Task statement -
Repeat the listing in full. Nothing may be added or left out.

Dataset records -
=======

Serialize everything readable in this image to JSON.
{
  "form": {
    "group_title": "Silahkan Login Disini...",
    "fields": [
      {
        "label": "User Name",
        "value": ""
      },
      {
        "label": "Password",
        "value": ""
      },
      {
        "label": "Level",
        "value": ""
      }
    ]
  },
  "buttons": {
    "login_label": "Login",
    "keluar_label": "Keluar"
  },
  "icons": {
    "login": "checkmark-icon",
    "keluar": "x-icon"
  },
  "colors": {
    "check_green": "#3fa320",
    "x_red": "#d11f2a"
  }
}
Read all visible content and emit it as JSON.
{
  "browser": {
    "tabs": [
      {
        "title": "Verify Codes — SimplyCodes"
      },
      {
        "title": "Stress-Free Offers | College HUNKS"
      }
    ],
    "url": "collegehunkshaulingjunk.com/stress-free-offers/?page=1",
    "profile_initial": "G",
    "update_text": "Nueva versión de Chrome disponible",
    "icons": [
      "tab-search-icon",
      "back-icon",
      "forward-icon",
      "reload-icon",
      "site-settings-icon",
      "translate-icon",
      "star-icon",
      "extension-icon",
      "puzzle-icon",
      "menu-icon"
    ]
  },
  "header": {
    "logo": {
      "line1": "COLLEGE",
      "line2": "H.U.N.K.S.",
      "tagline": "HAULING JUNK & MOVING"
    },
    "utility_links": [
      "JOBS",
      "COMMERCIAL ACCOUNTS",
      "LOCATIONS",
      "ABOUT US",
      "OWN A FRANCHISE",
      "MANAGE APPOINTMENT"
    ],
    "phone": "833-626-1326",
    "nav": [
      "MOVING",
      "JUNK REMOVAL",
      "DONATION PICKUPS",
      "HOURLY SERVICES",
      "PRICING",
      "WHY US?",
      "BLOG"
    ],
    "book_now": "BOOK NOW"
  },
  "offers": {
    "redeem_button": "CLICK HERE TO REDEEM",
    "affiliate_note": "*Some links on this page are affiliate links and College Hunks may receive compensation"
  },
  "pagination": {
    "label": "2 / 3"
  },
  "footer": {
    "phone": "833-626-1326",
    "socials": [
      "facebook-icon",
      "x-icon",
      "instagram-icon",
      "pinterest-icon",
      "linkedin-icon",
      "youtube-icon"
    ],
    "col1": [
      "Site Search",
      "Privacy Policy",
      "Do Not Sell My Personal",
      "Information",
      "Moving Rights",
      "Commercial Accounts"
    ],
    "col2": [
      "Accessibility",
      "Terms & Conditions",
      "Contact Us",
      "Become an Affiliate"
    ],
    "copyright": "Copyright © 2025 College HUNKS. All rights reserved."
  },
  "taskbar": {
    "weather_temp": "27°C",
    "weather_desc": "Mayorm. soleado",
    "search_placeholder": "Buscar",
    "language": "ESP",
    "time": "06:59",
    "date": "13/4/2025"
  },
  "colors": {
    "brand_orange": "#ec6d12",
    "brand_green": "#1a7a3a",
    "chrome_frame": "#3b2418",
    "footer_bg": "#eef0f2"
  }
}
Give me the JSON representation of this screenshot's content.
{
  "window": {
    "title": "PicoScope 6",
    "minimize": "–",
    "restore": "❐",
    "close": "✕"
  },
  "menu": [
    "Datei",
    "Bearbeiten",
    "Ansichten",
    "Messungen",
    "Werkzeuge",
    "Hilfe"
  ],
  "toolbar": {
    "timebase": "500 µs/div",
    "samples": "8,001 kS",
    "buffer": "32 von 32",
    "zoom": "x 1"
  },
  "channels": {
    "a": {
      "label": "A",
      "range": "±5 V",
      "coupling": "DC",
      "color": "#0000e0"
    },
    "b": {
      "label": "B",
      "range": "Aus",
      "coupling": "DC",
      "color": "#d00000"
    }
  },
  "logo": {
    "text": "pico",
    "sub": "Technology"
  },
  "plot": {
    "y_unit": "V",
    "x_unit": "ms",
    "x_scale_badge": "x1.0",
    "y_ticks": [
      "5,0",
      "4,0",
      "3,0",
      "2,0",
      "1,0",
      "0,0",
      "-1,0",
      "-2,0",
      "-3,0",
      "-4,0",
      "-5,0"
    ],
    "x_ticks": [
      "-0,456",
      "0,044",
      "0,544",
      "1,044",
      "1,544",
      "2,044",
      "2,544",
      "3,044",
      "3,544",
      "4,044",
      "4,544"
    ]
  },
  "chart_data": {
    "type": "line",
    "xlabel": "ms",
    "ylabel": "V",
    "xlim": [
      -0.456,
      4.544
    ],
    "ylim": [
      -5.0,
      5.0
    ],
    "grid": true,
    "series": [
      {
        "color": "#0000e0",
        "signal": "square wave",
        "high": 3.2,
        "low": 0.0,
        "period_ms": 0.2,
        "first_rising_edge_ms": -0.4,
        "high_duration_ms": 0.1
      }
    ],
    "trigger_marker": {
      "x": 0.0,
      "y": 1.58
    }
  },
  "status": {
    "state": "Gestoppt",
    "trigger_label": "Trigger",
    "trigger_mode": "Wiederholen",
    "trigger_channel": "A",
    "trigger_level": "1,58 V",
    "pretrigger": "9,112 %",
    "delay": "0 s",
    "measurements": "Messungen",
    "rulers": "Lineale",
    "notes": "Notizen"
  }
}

=======

Output of the exercise -
Serialize everything readable in this image to JSON.
{
  "form": {
    "group_title": "Silahkan Login Disini...",
    "fields": [
      {
        "label": "User Name",
        "value": ""
      },
      {
        "label": "Password",
        "value": ""
      },
      {
        "label": "Level",
        "value": ""
      }
    ]
  },
  "buttons": {
    "login_label": "Login",
    "keluar_label": "Keluar"
  },
  "icons": {
    "login": "checkmark-icon",
    "keluar": "x-icon"
  },
  "colors": {
    "check_green": "#3fa320",
    "x_red": "#d11f2a"
  }
}
Read all visible content and emit it as JSON.
{
  "browser": {
    "tabs": [
      {
        "title": "Verify Codes — SimplyCodes"
      },
      {
        "title": "Stress-Free Offers | College HUNKS"
      }
    ],
    "url": "collegehunkshaulingjunk.com/stress-free-offers/?page=1",
    "profile_initial": "G",
    "update_text": "Nueva versión de Chrome disponible",
    "icons": [
      "tab-search-icon",
      "back-icon",
      "forward-icon",
      "reload-icon",
      "site-settings-icon",
      "translate-icon",
      "star-icon",
      "extension-icon",
      "puzzle-icon",
      "menu-icon"
    ]
  },
  "header": {
    "logo": {
      "line1": "COLLEGE",
      "line2": "H.U.N.K.S.",
      "tagline": "HAULING JUNK & MOVING"
    },
    "utility_links": [
      "JOBS",
      "COMMERCIAL ACCOUNTS",
      "LOCATIONS",
      "ABOUT US",
      "OWN A FRANCHISE",
      "MANAGE APPOINTMENT"
    ],
    "phone": "833-626-1326",
    "nav": [
      "MOVING",
      "JUNK REMOVAL",
      "DONATION PICKUPS",
      "HOURLY SERVICES",
      "PRICING",
      "WHY US?",
      "BLOG"
    ],
    "book_now": "BOOK NOW"
  },
  "offers": {
    "redeem_button": "CLICK HERE TO REDEEM",
    "affiliate_note": "*Some links on this page are affiliate links and College Hunks may receive compensation"
  },
  "pagination": {
    "label": "2 / 3"
  },
  "footer": {
    "phone": "833-626-1326",
    "socials": [
      "facebook-icon",
      "x-icon",
      "instagram-icon",
      "pinterest-icon",
      "linkedin-icon",
      "youtube-icon"
    ],
    "col1": [
      "Site Search",
      "Privacy Policy",
      "Do Not Sell My Personal",
      "Information",
      "Moving Rights",
      "Commercial Accounts"
    ],
    "col2": [
      "Accessibility",
      "Terms & Conditions",
      "Contact Us",
      "Become an Affiliate"
    ],
    "copyright": "Copyright © 2025 College HUNKS. All rights reserved."
  },
  "taskbar": {
    "weather_temp": "27°C",
    "weather_desc": "Mayorm. soleado",
    "search_placeholder": "Buscar",
    "language": "ESP",
    "time": "06:59",
    "date": "13/4/2025"
  },
  "colors": {
    "brand_orange": "#ec6d12",
    "brand_green": "#1a7a3a",
    "chrome_frame": "#3b2418",
    "footer_bg": "#eef0f2"
  }
}
Give me the JSON representation of this screenshot's content.
{
  "window": {
    "title": "PicoScope 6",
    "minimize": "–",
    "restore": "❐",
    "close": "✕"
  },
  "menu": [
    "Datei",
    "Bearbeiten",
    "Ansichten",
    "Messungen",
    "Werkzeuge",
    "Hilfe"
  ],
  "toolbar": {
    "timebase": "500 µs/div",
    "samples": "8,001 kS",
    "buffer": "32 von 32",
    "zoom": "x 1"
  },
  "channels": {
    "a": {
      "label": "A",
      "range": "±5 V",
      "coupling": "DC",
      "color": "#0000e0"
    },
    "b": {
      "label": "B",
      "range": "Aus",
      "coupling": "DC",
      "color": "#d00000"
    }
  },
  "logo": {
    "text": "pico",
    "sub": "Technology"
  },
  "plot": {
    "y_unit": "V",
    "x_unit": "ms",
    "x_scale_badge": "x1.0",
    "y_ticks": [
      "5,0",
      "4,0",
      "3,0",
      "2,0",
      "1,0",
      "0,0",
      "-1,0",
      "-2,0",
      "-3,0",
      "-4,0",
      "-5,0"
    ],
    "x_ticks": [
      "-0,456",
      "0,044",
      "0,544",
      "1,044",
      "1,544",
      "2,044",
      "2,544",
      "3,044",
      "3,544",
      "4,044",
      "4,544"
    ]
  },
  "chart_data": {
    "type": "line",
    "xlabel": "ms",
    "ylabel": "V",
    "xlim": [
      -0.456,
      4.544
    ],
    "ylim": [
      -5.0,
      5.0
    ],
    "grid": true,
    "series": [
      {
        "color": "#0000e0",
        "signal": "square wave",
        "high": 3.2,
        "low": 0.0,
        "period_ms": 0.2,
        "first_rising_edge_ms": -0.4,
        "high_duration_ms": 0.1
      }
    ],
    "trigger_marker": {
      "x": 0.0,
      "y": 1.58
    }
  },
  "status": {
    "state": "Gestoppt",
    "trigger_label": "Trigger",
    "trigger_mode": "Wiederholen",
    "trigger_channel": "A",
    "trigger_level": "1,58 V",
    "pretrigger": "9,112 %",
    "delay": "0 s",
    "measurements": "Messungen",
    "rulers": "Lineale",
    "notes": "Notizen"
  }
}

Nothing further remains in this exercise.